(Entries from a dataset)
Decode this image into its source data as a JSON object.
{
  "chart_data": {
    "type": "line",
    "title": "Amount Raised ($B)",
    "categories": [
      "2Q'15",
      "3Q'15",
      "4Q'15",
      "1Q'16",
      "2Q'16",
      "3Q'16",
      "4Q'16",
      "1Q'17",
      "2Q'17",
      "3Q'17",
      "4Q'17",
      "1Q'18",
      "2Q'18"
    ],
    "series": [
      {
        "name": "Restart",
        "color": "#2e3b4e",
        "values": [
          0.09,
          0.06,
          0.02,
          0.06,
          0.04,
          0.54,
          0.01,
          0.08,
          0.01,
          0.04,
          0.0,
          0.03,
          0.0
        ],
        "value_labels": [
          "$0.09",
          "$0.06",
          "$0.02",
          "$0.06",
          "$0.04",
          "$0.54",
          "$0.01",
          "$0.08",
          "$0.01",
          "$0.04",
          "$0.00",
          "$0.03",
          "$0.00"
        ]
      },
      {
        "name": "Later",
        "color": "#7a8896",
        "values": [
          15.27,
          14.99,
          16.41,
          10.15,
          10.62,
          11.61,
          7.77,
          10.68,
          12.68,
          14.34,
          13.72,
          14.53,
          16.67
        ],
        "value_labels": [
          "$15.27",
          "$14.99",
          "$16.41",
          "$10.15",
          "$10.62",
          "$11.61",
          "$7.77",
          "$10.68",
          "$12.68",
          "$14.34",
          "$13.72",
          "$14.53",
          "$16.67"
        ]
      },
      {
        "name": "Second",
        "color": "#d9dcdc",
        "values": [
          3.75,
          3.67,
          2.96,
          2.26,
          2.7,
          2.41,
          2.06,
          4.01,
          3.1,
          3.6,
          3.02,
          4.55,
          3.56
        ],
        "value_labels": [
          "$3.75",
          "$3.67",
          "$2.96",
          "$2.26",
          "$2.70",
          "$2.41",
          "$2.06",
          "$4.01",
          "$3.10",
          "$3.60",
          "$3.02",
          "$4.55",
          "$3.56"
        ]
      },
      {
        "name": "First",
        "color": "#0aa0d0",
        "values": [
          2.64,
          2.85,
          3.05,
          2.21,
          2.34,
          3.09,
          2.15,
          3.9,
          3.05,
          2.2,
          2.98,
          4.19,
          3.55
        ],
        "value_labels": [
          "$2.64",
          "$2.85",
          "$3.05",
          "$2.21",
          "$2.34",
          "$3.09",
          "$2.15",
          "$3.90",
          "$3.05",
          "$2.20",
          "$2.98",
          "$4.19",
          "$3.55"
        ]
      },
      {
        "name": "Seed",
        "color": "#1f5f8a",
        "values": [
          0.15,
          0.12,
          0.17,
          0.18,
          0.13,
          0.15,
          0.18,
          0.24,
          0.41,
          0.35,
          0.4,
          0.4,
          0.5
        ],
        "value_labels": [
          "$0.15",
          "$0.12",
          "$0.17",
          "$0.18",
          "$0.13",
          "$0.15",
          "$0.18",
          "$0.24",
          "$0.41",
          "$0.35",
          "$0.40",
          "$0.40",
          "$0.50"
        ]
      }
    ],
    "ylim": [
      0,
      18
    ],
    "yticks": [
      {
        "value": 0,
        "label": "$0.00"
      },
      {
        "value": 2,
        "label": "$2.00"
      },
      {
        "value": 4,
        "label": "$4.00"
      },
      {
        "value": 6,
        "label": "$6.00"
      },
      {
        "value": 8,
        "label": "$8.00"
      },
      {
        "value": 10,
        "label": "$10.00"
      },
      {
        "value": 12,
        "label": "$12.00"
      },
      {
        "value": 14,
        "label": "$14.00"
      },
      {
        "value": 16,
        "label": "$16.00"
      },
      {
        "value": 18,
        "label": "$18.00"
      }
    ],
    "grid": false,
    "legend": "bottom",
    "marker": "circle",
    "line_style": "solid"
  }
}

### Request:
Quote the listing in full, please, keeping every line exact.

### Exercise output:
Decode this image into its source data as a JSON object.
{
  "chart_data": {
    "type": "line",
    "title": "Amount Raised ($B)",
    "categories": [
      "2Q'15",
      "3Q'15",
      "4Q'15",
      "1Q'16",
      "2Q'16",
      "3Q'16",
      "4Q'16",
      "1Q'17",
      "2Q'17",
      "3Q'17",
      "4Q'17",
      "1Q'18",
      "2Q'18"
    ],
    "series": [
      {
        "name": "Restart",
        "color": "#2e3b4e",
        "values": [
          0.09,
          0.06,
          0.02,
          0.06,
          0.04,
          0.54,
          0.01,
          0.08,
          0.01,
          0.04,
          0.0,
          0.03,
          0.0
        ],
        "value_labels": [
          "$0.09",
          "$0.06",
          "$0.02",
          "$0.06",
          "$0.04",
          "$0.54",
          "$0.01",
          "$0.08",
          "$0.01",
          "$0.04",
          "$0.00",
          "$0.03",
          "$0.00"
        ]
      },
      {
        "name": "Later",
        "color": "#7a8896",
        "values": [
          15.27,
          14.99,
          16.41,
          10.15,
          10.62,
          11.61,
          7.77,
          10.68,
          12.68,
          14.34,
          13.72,
          14.53,
          16.67
        ],
        "value_labels": [
          "$15.27",
          "$14.99",
          "$16.41",
          "$10.15",
          "$10.62",
          "$11.61",
          "$7.77",
          "$10.68",
          "$12.68",
          "$14.34",
          "$13.72",
          "$14.53",
          "$16.67"
        ]
      },
      {
        "name": "Second",
        "color": "#d9dcdc",
        "values": [
          3.75,
          3.67,
          2.96,
          2.26,
          2.7,
          2.41,
          2.06,
          4.01,
          3.1,
          3.6,
          3.02,
          4.55,
          3.56
        ],
        "value_labels": [
          "$3.75",
          "$3.67",
          "$2.96",
          "$2.26",
          "$2.70",
          "$2.41",
          "$2.06",
          "$4.01",
          "$3.10",
          "$3.60",
          "$3.02",
          "$4.55",
          "$3.56"
        ]
      },
      {
        "name": "First",
        "color": "#0aa0d0",
        "values": [
          2.64,
          2.85,
          3.05,
          2.21,
          2.34,
          3.09,
          2.15,
          3.9,
          3.05,
          2.2,
          2.98,
          4.19,
          3.55
        ],
        "value_labels": [
          "$2.64",
          "$2.85",
          "$3.05",
          "$2.21",
          "$2.34",
          "$3.09",
          "$2.15",
          "$3.90",
          "$3.05",
          "$2.20",
          "$2.98",
          "$4.19",
          "$3.55"
        ]
      },
      {
        "name": "Seed",
        "color": "#1f5f8a",
        "values": [
          0.15,
          0.12,
          0.17,
          0.18,
          0.13,
          0.15,
          0.18,
          0.24,
          0.41,
          0.35,
          0.4,
          0.4,
          0.5
        ],
        "value_labels": [
          "$0.15",
          "$0.12",
          "$0.17",
          "$0.18",
          "$0.13",
          "$0.15",
          "$0.18",
          "$0.24",
          "$0.41",
          "$0.35",
          "$0.40",
          "$0.40",
          "$0.50"
        ]
      }
    ],
    "ylim": [
      0,
      18
    ],
    "yticks": [
      {
        "value": 0,
        "label": "$0.00"
      },
      {
        "value": 2,
        "label": "$2.00"
      },
      {
        "value": 4,
        "label": "$4.00"
      },
      {
        "value": 6,
        "label": "$6.00"
      },
      {
        "value": 8,
        "label": "$8.00"
      },
      {
        "value": 10,
        "label": "$10.00"
      },
      {
        "value": 12,
        "label": "$12.00"
      },
      {
        "value": 14,
        "label": "$14.00"
      },
      {
        "value": 16,
        "label": "$16.00"
      },
      {
        "value": 18,
        "label": "$18.00"
      }
    ],
    "grid": false,
    "legend": "bottom",
    "marker": "circle",
    "line_style": "solid"
  }
}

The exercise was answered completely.